**DIRECTIONS:** Copy every line from the material below that holds "With".

Data items:
*-*-*
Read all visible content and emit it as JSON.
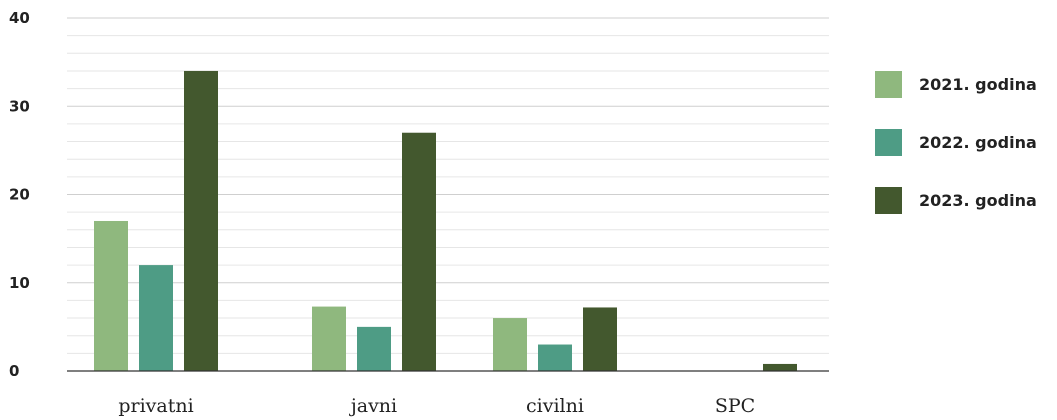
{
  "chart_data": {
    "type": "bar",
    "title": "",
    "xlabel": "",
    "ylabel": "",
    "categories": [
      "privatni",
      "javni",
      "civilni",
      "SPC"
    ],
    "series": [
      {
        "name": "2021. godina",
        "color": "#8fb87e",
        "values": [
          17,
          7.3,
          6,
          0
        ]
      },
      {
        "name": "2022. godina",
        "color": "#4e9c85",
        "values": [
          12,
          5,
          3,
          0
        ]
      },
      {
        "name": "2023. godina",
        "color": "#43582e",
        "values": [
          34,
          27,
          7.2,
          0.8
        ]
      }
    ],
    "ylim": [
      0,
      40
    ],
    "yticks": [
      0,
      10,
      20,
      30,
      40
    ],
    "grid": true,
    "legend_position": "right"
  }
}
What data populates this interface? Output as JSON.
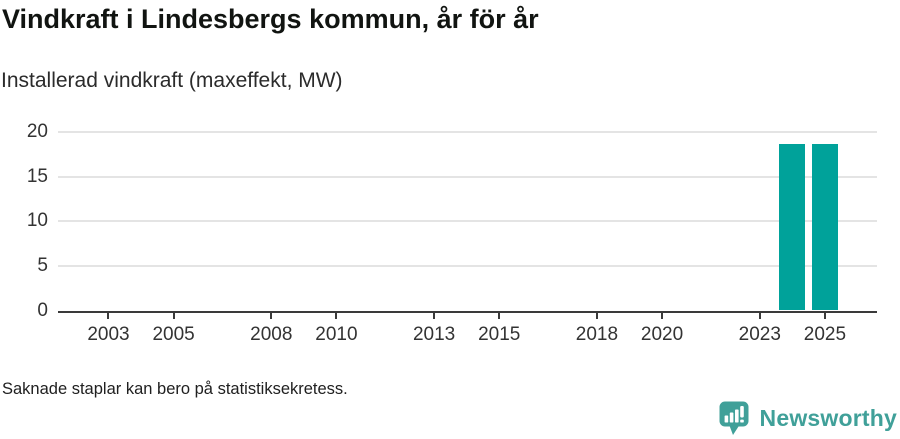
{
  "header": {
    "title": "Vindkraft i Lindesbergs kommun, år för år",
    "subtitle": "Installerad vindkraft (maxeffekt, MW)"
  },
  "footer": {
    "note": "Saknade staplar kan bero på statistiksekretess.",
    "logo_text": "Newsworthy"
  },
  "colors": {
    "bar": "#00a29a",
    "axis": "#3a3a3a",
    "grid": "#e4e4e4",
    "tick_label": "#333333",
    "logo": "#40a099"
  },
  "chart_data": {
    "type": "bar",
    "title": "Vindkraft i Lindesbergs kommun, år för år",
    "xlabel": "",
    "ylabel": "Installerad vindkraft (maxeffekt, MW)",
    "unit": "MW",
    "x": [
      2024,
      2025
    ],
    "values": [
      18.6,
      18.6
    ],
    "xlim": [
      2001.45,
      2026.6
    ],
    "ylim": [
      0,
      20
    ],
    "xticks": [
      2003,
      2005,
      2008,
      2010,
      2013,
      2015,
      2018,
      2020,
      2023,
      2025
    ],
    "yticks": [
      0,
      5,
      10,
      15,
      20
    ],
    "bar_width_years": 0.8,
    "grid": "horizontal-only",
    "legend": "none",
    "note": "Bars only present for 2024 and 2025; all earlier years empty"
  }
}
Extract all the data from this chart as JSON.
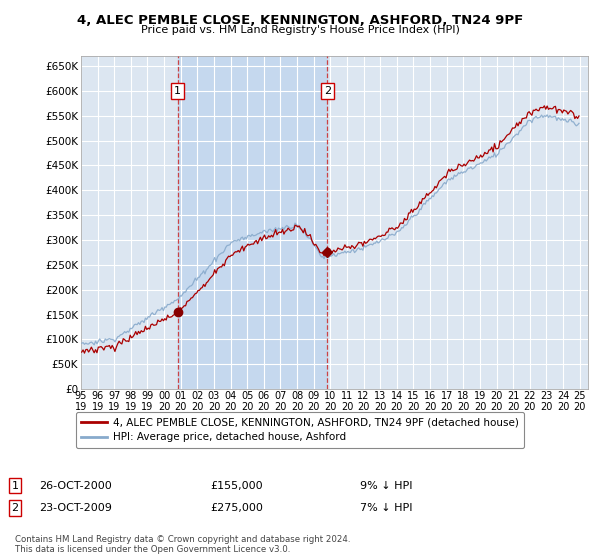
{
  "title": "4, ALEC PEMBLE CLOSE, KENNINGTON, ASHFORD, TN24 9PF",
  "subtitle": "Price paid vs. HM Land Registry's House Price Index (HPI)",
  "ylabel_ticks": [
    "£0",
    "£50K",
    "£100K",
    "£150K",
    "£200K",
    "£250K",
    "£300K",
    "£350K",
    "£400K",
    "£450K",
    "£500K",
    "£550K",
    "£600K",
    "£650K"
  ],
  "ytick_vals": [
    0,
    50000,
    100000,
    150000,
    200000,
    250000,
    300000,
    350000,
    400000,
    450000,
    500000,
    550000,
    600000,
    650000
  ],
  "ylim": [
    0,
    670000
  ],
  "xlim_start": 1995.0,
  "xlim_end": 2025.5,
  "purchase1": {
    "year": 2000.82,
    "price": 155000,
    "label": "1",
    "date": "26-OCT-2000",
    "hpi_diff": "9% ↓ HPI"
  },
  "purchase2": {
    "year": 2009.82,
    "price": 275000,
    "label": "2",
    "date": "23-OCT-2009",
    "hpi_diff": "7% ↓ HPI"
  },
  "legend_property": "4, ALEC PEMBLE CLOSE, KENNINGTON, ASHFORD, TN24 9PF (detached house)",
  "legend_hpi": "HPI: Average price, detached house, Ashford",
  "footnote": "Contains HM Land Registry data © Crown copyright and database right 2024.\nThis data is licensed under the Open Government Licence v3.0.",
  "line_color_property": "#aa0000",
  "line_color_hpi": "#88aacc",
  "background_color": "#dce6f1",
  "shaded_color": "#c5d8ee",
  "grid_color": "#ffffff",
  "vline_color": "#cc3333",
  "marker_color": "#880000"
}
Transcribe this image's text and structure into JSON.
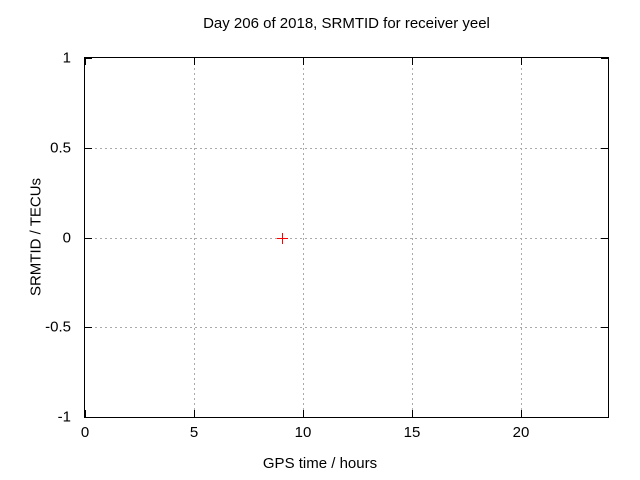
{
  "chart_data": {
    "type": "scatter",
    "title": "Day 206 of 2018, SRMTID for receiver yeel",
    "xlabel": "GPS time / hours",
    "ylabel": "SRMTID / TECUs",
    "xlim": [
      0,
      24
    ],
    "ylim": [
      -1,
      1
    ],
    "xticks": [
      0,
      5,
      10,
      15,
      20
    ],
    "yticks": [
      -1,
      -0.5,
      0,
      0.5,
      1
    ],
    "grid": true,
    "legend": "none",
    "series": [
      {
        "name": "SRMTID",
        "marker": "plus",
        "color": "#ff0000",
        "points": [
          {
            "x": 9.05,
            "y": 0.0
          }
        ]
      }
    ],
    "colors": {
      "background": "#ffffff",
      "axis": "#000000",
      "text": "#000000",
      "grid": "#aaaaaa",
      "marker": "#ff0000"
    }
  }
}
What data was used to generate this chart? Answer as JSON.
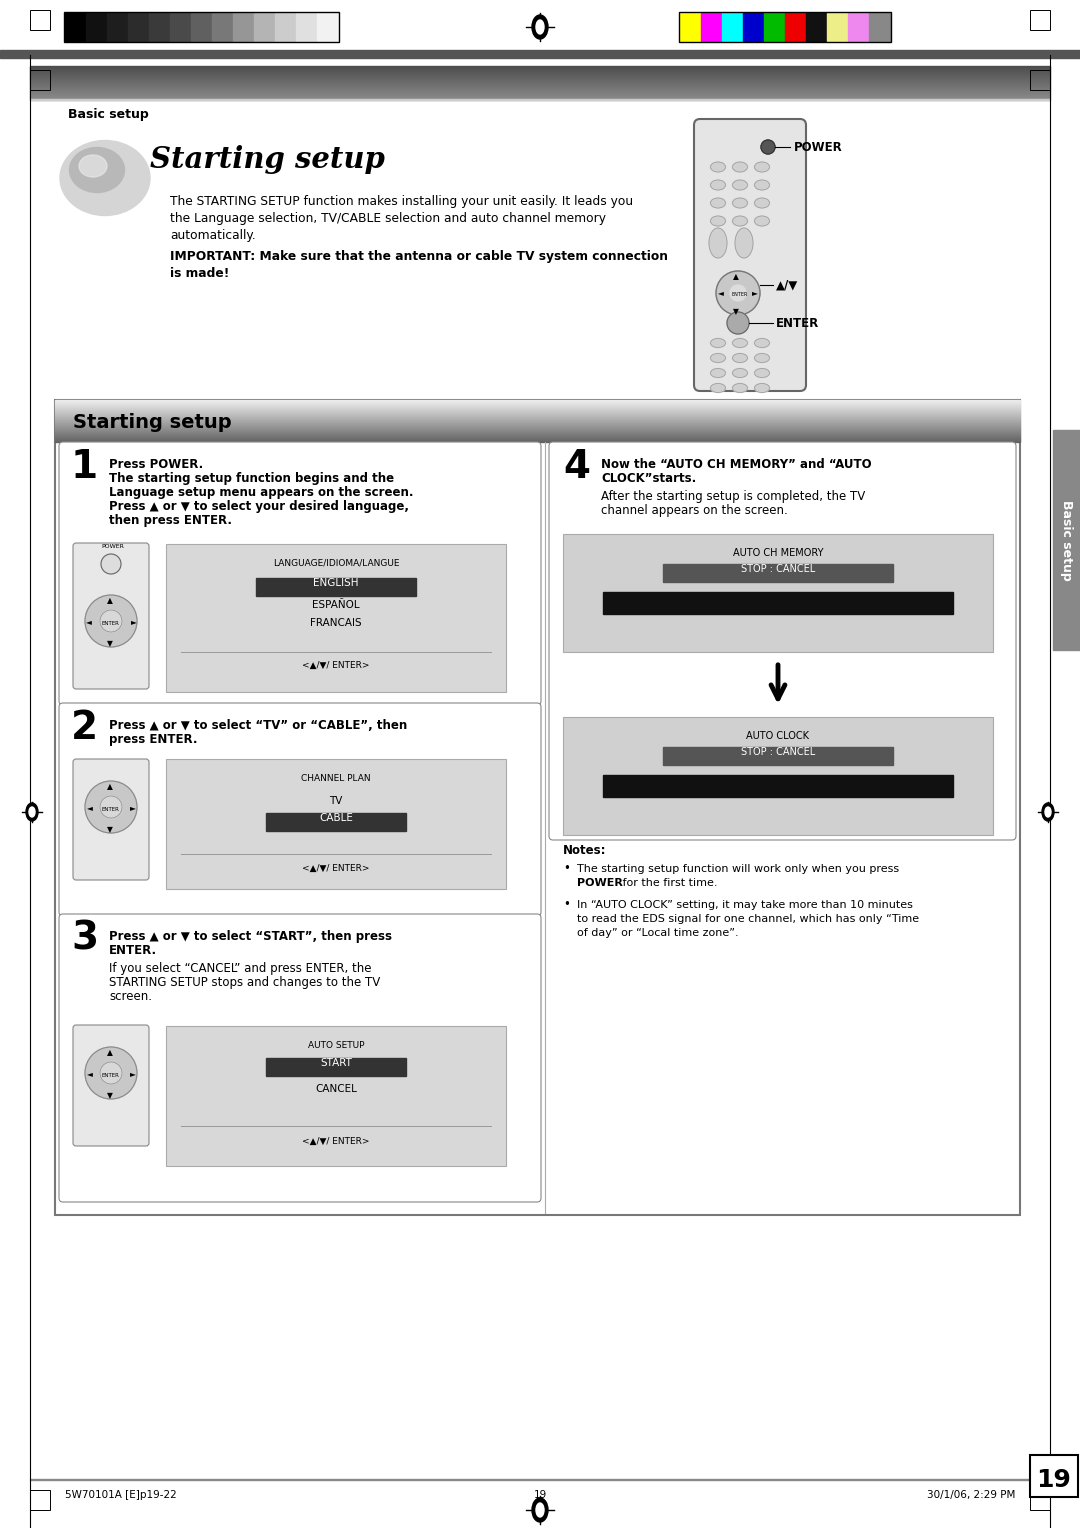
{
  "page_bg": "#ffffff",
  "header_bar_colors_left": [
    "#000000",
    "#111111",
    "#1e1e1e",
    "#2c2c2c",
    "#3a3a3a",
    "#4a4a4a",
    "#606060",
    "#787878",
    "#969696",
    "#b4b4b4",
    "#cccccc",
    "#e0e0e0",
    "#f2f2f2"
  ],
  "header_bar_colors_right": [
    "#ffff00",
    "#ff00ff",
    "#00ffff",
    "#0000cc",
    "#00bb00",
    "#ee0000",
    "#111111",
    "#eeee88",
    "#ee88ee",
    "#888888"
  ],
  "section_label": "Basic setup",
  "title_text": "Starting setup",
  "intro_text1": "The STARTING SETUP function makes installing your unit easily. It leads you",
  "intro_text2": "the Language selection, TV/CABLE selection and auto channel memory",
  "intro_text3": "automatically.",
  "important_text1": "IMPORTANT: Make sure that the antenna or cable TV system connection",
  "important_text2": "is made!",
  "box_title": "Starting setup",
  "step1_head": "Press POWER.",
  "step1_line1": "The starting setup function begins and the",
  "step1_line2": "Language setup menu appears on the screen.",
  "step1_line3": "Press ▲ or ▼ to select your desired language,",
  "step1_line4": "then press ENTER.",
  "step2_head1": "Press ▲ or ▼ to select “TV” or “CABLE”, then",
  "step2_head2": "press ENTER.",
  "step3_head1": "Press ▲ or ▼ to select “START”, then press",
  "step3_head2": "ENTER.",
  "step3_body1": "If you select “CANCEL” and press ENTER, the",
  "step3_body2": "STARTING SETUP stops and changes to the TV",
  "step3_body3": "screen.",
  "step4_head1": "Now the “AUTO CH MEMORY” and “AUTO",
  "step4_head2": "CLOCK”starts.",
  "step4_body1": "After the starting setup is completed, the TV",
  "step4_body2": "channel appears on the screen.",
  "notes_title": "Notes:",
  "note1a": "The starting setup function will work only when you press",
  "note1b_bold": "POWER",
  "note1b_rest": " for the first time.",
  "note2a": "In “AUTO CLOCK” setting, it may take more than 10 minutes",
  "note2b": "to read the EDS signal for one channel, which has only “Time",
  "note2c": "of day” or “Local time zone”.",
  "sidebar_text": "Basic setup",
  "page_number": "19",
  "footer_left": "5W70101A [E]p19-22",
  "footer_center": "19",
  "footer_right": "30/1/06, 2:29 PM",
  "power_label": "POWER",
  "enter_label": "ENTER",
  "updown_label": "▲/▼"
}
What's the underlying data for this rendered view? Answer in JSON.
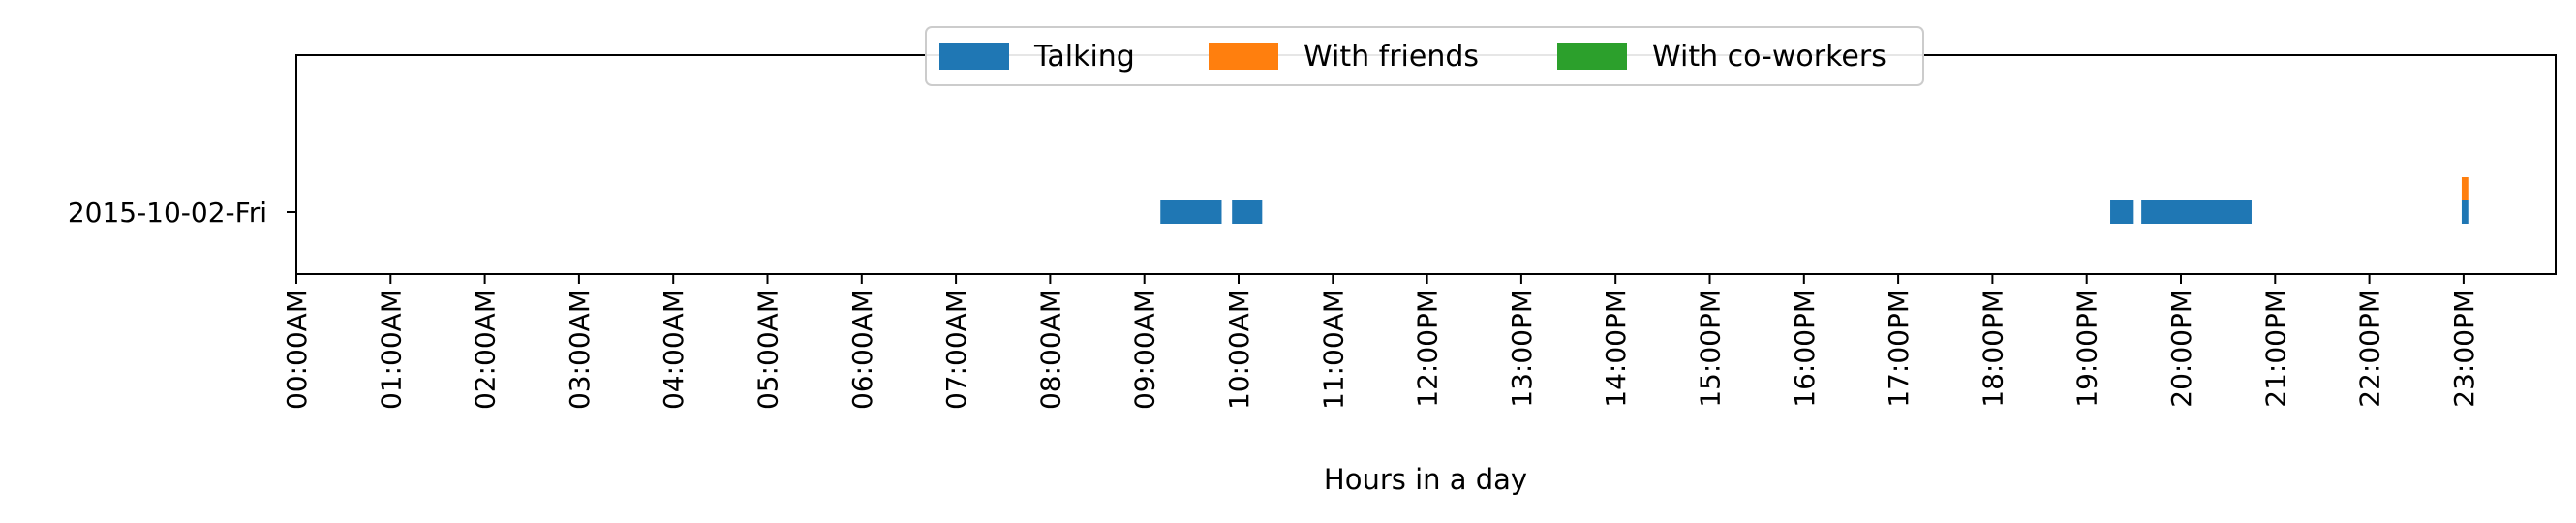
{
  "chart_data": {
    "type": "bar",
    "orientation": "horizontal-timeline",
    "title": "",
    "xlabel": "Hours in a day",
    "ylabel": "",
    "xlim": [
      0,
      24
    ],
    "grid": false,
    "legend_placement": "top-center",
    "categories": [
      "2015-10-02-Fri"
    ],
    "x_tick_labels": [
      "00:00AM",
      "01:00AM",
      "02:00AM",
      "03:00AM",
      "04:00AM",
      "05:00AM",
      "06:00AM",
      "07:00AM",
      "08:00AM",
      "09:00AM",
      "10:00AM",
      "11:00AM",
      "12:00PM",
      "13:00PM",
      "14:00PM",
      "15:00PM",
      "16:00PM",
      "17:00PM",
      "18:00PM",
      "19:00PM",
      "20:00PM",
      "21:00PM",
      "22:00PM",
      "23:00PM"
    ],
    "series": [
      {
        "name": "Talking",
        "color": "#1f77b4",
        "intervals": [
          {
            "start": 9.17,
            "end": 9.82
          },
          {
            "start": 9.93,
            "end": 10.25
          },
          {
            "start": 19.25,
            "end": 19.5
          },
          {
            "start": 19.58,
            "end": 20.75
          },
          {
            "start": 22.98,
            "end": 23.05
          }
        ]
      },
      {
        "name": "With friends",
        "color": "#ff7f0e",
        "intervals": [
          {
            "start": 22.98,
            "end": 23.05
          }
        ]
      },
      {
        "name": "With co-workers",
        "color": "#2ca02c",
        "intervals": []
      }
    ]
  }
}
*-*-*
**SOLVED EXERCISE:**
        "name": "With friends",
        "name": "With co-workers",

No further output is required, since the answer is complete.